Your objective
What the task requires is an exact printout of the listing below, pictures excluded.

Task data

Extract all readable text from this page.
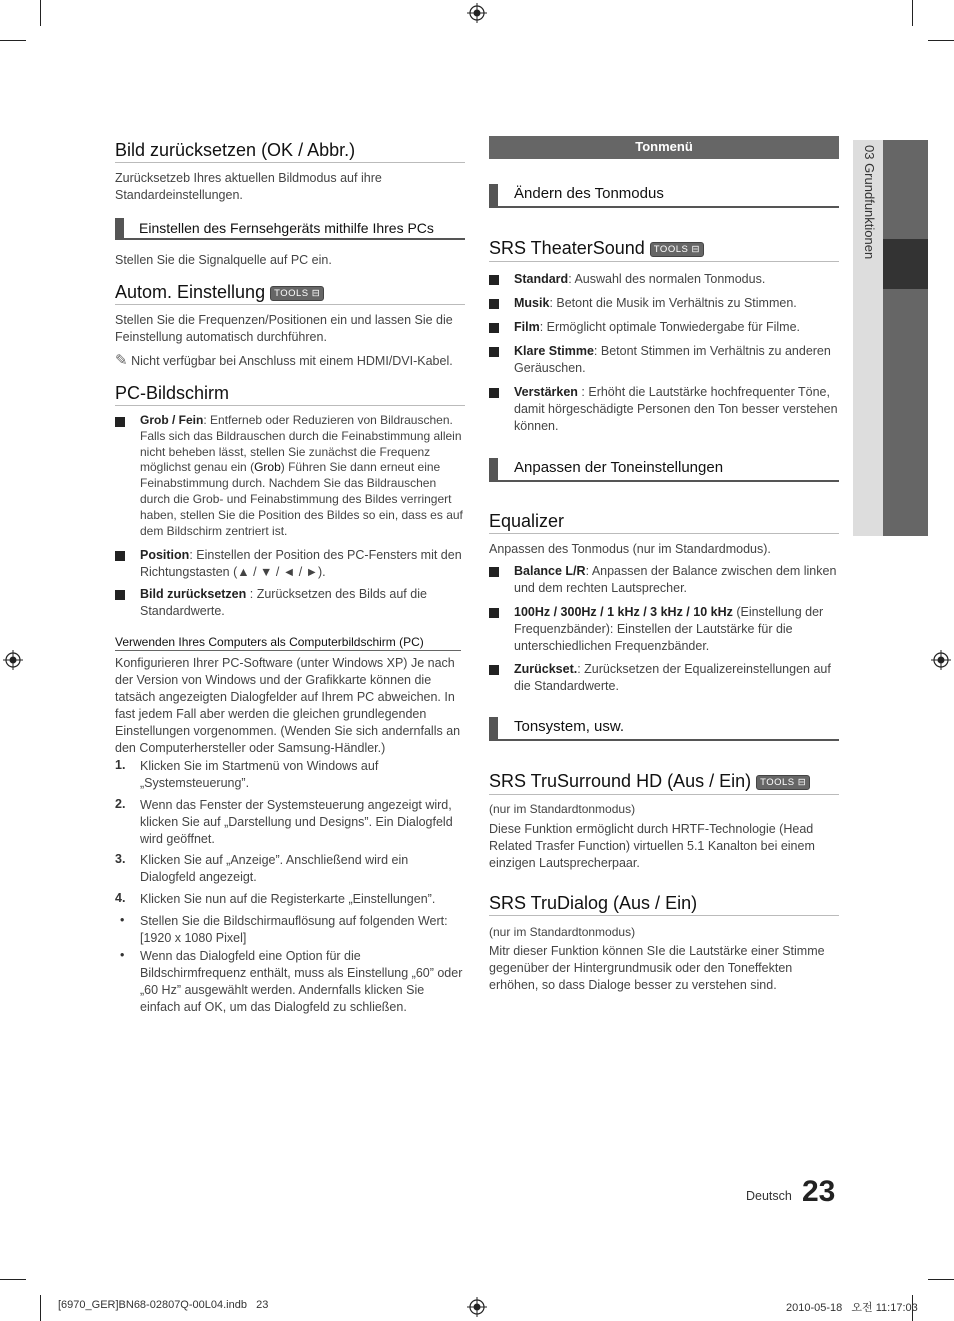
Bild zurücksetzen (OK / Abbr.)
Zurücksetzeb Ihres aktuellen Bildmodus auf ihre Standardeinstellungen.
Einstellen des Fernsehgeräts mithilfe Ihres PCs
Stellen Sie die Signalquelle auf PC ein.
Autom. Einstellung TOOLS ⊟
Stellen Sie die Frequenzen/Positionen ein und lassen Sie die Feinstellung automatisch durchführen.
✎ Nicht verfügbar bei Anschluss mit einem HDMI/DVI-Kabel.
PC-Bildschirm
Grob / Fein: Entferneb oder Reduzieren von Bildrauschen. Falls sich das Bildrauschen durch die Feinabstimmung allein nicht beheben lässt, stellen Sie zunächst die Frequenz möglichst genau ein (Grob) Führen Sie dann erneut eine Feinabstimmung durch. Nachdem Sie das Bildrauschen durch die Grob- und Feinabstimmung des Bildes verringert haben, stellen Sie die Position des Bildes so ein, dass es auf dem Bildschirm zentriert ist.
Position: Einstellen der Position des PC-Fensters mit den Richtungstasten (▲ / ▼ / ◄ / ►).
Bild zurücksetzen : Zurücksetzen des Bilds auf die Standardwerte.
Verwenden Ihres Computers als Computerbildschirm (PC)
Konfigurieren Ihrer PC-Software (unter Windows XP) Je nach der Version von Windows und der Grafikkarte können die tatsäch angezeigten Dialogfelder auf Ihrem PC abweichen. In fast jedem Fall aber werden die gleichen grundlegenden Einstellungen vorgenommen. (Wenden Sie sich andernfalls an den Computerhersteller oder Samsung-Händler.)
1. Klicken Sie im Startmenü von Windows auf „Systemsteuerung”.
2. Wenn das Fenster der Systemsteuerung angezeigt wird, klicken Sie auf „Darstellung und Designs”. Ein Dialogfeld wird geöffnet.
3. Klicken Sie auf „Anzeige”. Anschließend wird ein Dialogfeld angezeigt.
4. Klicken Sie nun auf die Registerkarte „Einstellungen”.
• Stellen Sie die Bildschirmauflösung auf folgenden Wert: [1920 x 1080 Pixel]
• Wenn das Dialogfeld eine Option für die Bildschirmfrequenz enthält, muss als Einstellung „60” oder „60 Hz” ausgewählt werden. Andernfalls klicken Sie einfach auf OK, um das Dialogfeld zu schließen.
Tonmenü
Ändern des Tonmodus
SRS TheaterSound TOOLS ⊟
Standard: Auswahl des normalen Tonmodus.
Musik: Betont die Musik im Verhältnis zu Stimmen.
Film: Ermöglicht optimale Tonwiedergabe für Filme.
Klare Stimme: Betont Stimmen im Verhältnis zu anderen Geräuschen.
Verstärken : Erhöht die Lautstärke hochfrequenter Töne, damit hörgeschädigte Personen den Ton besser verstehen können.
Anpassen der Toneinstellungen
Equalizer
Anpassen des Tonmodus (nur im Standardmodus).
Balance L/R: Anpassen der Balance zwischen dem linken und dem rechten Lautsprecher.
100Hz / 300Hz / 1 kHz / 3 kHz / 10 kHz (Einstellung der Frequenzbänder): Einstellen der Lautstärke für die unterschiedlichen Frequenzbänder.
Zurückset.: Zurücksetzen der Equalizereinstellungen auf die Standardwerte.
Tonsystem, usw.
SRS TruSurround HD (Aus / Ein) TOOLS ⊟
(nur im Standardtonmodus)
Diese Funktion ermöglicht durch HRTF-Technologie (Head Related Trasfer Function) virtuellen 5.1 Kanalton bei einem einzigen Lautsprecherpaar.
SRS TruDialog (Aus / Ein)
(nur im Standardtonmodus)
Mitr dieser Funktion können SIe die Lautstärke einer Stimme gegenüber der Hintergrundmusik oder den Toneffekten erhöhen, so dass Dialoge besser zu verstehen sind.
03 Grundfunktionen
Deutsch 23
[6970_GER]BN68-02807Q-00L04.indb   23	2010-05-18   오전 11:17:03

Answer to this task
Extract all readable text from this page.
Bild zurücksetzen (OK / Abbr.)
Zurücksetzeb Ihres aktuellen Bildmodus auf ihre Standardeinstellungen.
Einstellen des Fernsehgeräts mithilfe Ihres PCs
Stellen Sie die Signalquelle auf PC ein.
Autom. Einstellung TOOLS ⊟
Stellen Sie die Frequenzen/Positionen ein und lassen Sie die Feinstellung automatisch durchführen.
✎ Nicht verfügbar bei Anschluss mit einem HDMI/DVI-Kabel.
PC-Bildschirm
Grob / Fein: Entferneb oder Reduzieren von Bildrauschen. Falls sich das Bildrauschen durch die Feinabstimmung allein nicht beheben lässt, stellen Sie zunächst die Frequenz möglichst genau ein (Grob) Führen Sie dann erneut eine Feinabstimmung durch. Nachdem Sie das Bildrauschen durch die Grob- und Feinabstimmung des Bildes verringert haben, stellen Sie die Position des Bildes so ein, dass es auf dem Bildschirm zentriert ist.
Position: Einstellen der Position des PC-Fensters mit den Richtungstasten (▲ / ▼ / ◄ / ►).
Bild zurücksetzen : Zurücksetzen des Bilds auf die Standardwerte.
Verwenden Ihres Computers als Computerbildschirm (PC)
Konfigurieren Ihrer PC-Software (unter Windows XP) Je nach der Version von Windows und der Grafikkarte können die tatsäch angezeigten Dialogfelder auf Ihrem PC abweichen. In fast jedem Fall aber werden die gleichen grundlegenden Einstellungen vorgenommen. (Wenden Sie sich andernfalls an den Computerhersteller oder Samsung-Händler.)
1. Klicken Sie im Startmenü von Windows auf „Systemsteuerung”.
2. Wenn das Fenster der Systemsteuerung angezeigt wird, klicken Sie auf „Darstellung und Designs”. Ein Dialogfeld wird geöffnet.
3. Klicken Sie auf „Anzeige”. Anschließend wird ein Dialogfeld angezeigt.
4. Klicken Sie nun auf die Registerkarte „Einstellungen”.
• Stellen Sie die Bildschirmauflösung auf folgenden Wert: [1920 x 1080 Pixel]
• Wenn das Dialogfeld eine Option für die Bildschirmfrequenz enthält, muss als Einstellung „60” oder „60 Hz” ausgewählt werden. Andernfalls klicken Sie einfach auf OK, um das Dialogfeld zu schließen.
Tonmenü
Ändern des Tonmodus
SRS TheaterSound TOOLS ⊟
Standard: Auswahl des normalen Tonmodus.
Musik: Betont die Musik im Verhältnis zu Stimmen.
Film: Ermöglicht optimale Tonwiedergabe für Filme.
Klare Stimme: Betont Stimmen im Verhältnis zu anderen Geräuschen.
Verstärken : Erhöht die Lautstärke hochfrequenter Töne, damit hörgeschädigte Personen den Ton besser verstehen können.
Anpassen der Toneinstellungen
Equalizer
Anpassen des Tonmodus (nur im Standardmodus).
Balance L/R: Anpassen der Balance zwischen dem linken und dem rechten Lautsprecher.
100Hz / 300Hz / 1 kHz / 3 kHz / 10 kHz (Einstellung der Frequenzbänder): Einstellen der Lautstärke für die unterschiedlichen Frequenzbänder.
Zurückset.: Zurücksetzen der Equalizereinstellungen auf die Standardwerte.
Tonsystem, usw.
SRS TruSurround HD (Aus / Ein) TOOLS ⊟
(nur im Standardtonmodus)
Diese Funktion ermöglicht durch HRTF-Technologie (Head Related Trasfer Function) virtuellen 5.1 Kanalton bei einem einzigen Lautsprecherpaar.
SRS TruDialog (Aus / Ein)
(nur im Standardtonmodus)
Mitr dieser Funktion können SIe die Lautstärke einer Stimme gegenüber der Hintergrundmusik oder den Toneffekten erhöhen, so dass Dialoge besser zu verstehen sind.
03 Grundfunktionen
Deutsch 23
[6970_GER]BN68-02807Q-00L04.indb   23	2010-05-18   오전 11:17:03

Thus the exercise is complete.